▶ WHAT TO WORK ON:
Report all lines from the entries below in which "videos" appears.

▶ INPUT:

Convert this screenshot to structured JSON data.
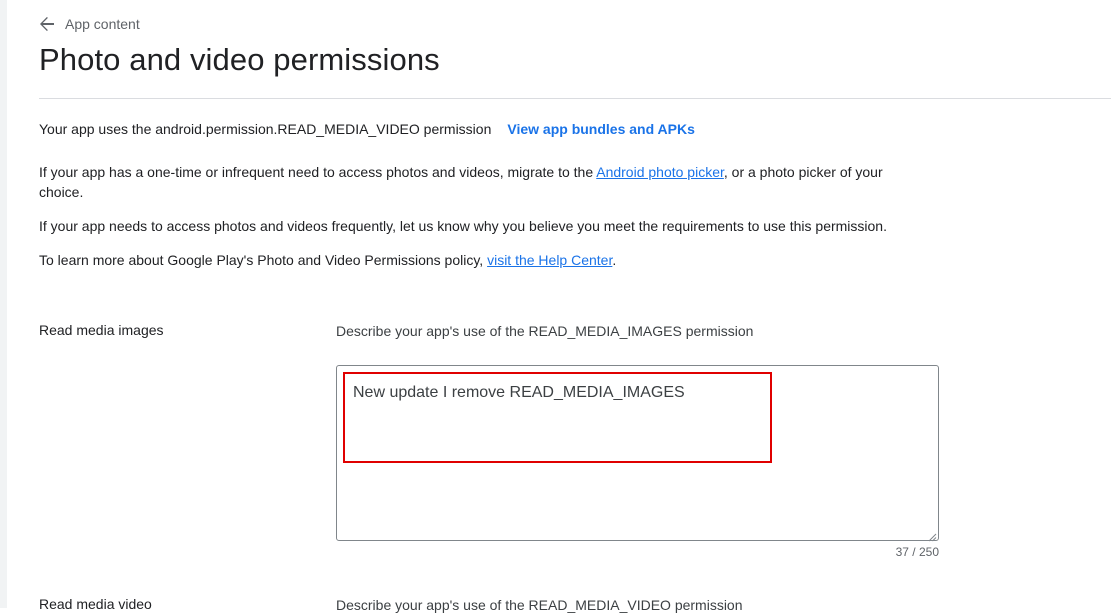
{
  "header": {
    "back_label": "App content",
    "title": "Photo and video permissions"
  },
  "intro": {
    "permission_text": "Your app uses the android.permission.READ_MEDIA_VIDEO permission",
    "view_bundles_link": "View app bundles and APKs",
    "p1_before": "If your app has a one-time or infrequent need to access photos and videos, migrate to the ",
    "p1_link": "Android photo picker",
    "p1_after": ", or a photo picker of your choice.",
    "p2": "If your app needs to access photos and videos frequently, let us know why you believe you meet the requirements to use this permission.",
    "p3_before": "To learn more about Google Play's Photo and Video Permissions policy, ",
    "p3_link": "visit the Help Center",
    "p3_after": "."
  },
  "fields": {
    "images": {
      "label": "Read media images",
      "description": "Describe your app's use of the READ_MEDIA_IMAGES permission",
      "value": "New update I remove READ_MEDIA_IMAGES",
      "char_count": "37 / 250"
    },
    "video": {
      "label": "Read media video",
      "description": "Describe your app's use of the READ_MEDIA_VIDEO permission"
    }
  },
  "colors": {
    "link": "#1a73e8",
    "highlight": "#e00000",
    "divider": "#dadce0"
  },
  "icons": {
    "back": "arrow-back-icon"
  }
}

* * *

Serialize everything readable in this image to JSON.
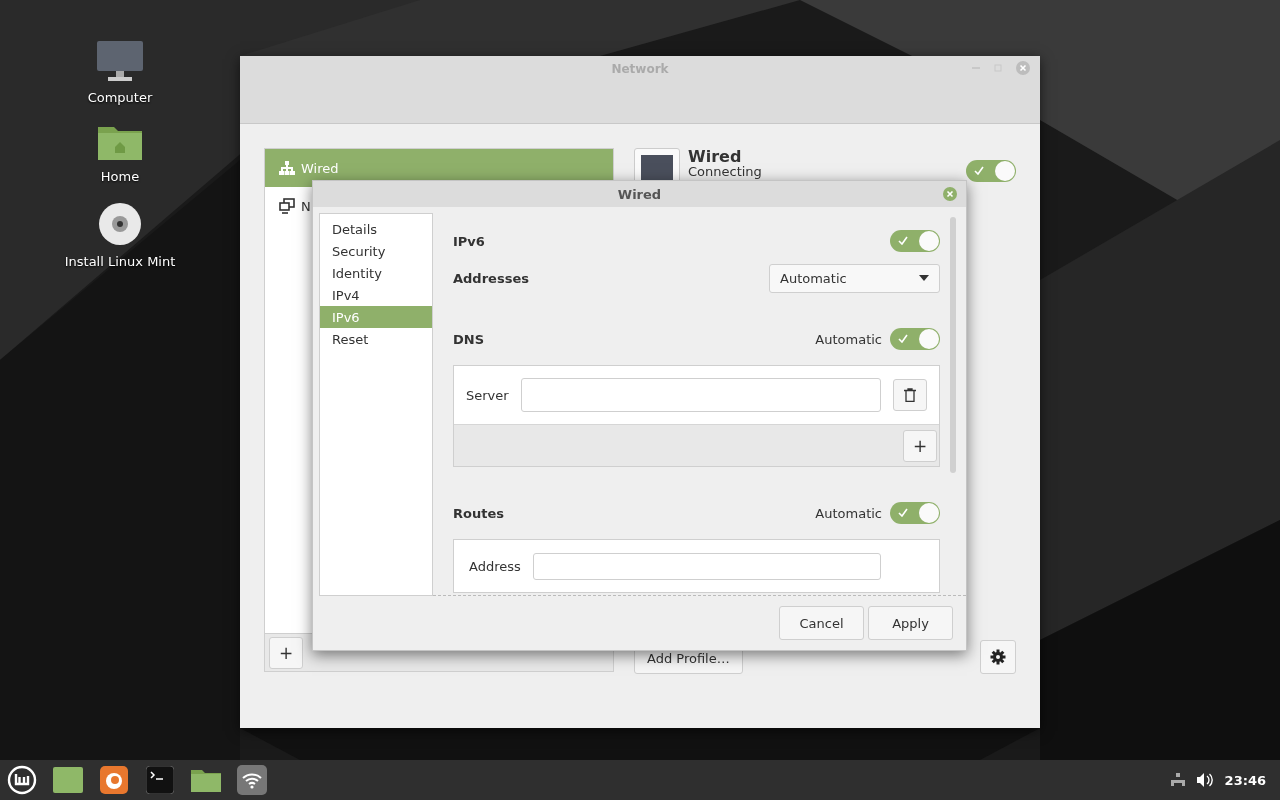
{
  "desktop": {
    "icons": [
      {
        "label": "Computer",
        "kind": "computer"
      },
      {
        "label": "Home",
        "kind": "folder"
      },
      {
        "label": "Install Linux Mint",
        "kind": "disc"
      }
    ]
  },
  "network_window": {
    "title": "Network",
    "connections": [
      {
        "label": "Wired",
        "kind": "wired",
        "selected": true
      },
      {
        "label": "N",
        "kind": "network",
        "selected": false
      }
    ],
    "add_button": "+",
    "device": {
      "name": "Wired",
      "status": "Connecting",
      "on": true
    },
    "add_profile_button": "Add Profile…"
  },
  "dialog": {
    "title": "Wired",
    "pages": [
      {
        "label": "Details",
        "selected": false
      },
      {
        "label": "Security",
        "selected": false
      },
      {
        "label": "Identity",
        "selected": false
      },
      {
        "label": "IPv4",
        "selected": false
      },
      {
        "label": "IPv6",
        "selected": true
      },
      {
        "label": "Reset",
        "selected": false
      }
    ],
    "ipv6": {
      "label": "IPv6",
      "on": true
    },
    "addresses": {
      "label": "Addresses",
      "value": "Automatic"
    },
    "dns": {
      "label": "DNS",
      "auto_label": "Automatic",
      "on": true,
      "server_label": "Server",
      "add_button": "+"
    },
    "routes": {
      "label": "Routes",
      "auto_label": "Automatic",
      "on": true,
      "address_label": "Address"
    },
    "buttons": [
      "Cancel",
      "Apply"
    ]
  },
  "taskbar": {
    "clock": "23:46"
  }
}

▶ EXERCISE SOLUTION:
    "p1_before": "If your app has a one-time or infrequent need to access photos and videos, migrate to the ",
    "p2": "If your app needs to access photos and videos frequently, let us know why you believe you meet the requirements to use this permission.",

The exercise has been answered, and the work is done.